• **GIVEN PROBLEM**:
Write out the listing below without alteration, omitting its pictures.

• **GIVEN DATA**:

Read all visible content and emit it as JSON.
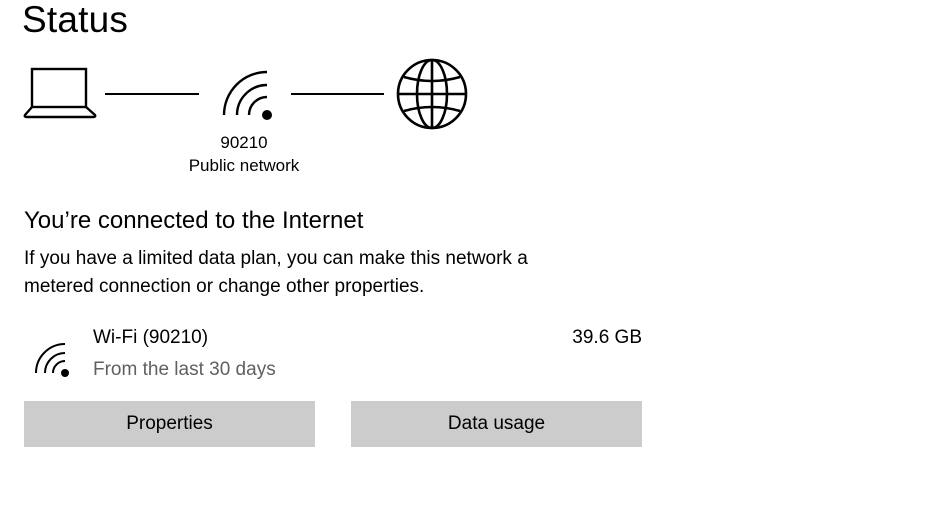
{
  "page": {
    "title": "Status"
  },
  "network_diagram": {
    "devices": [
      {
        "icon": "laptop-icon"
      },
      {
        "icon": "wifi-icon"
      },
      {
        "icon": "globe-icon"
      }
    ],
    "network_name": "90210",
    "network_type": "Public network"
  },
  "status": {
    "heading": "You’re connected to the Internet",
    "description_line1": "If you have a limited data plan, you can make this network a",
    "description_line2": "metered connection or change other properties."
  },
  "connection": {
    "icon": "wifi-icon",
    "name": "Wi-Fi (90210)",
    "period": "From the last 30 days",
    "usage": "39.6 GB"
  },
  "buttons": {
    "properties_label": "Properties",
    "data_usage_label": "Data usage"
  },
  "colors": {
    "button_bg": "#cccccc",
    "secondary_text": "#606060",
    "foreground": "#000000"
  }
}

• **SOLUTION TO THE PROBLEM**:
Read all visible content and emit it as JSON.
{
  "page": {
    "title": "Status"
  },
  "network_diagram": {
    "devices": [
      {
        "icon": "laptop-icon"
      },
      {
        "icon": "wifi-icon"
      },
      {
        "icon": "globe-icon"
      }
    ],
    "network_name": "90210",
    "network_type": "Public network"
  },
  "status": {
    "heading": "You’re connected to the Internet",
    "description_line1": "If you have a limited data plan, you can make this network a",
    "description_line2": "metered connection or change other properties."
  },
  "connection": {
    "icon": "wifi-icon",
    "name": "Wi-Fi (90210)",
    "period": "From the last 30 days",
    "usage": "39.6 GB"
  },
  "buttons": {
    "properties_label": "Properties",
    "data_usage_label": "Data usage"
  },
  "colors": {
    "button_bg": "#cccccc",
    "secondary_text": "#606060",
    "foreground": "#000000"
  }
}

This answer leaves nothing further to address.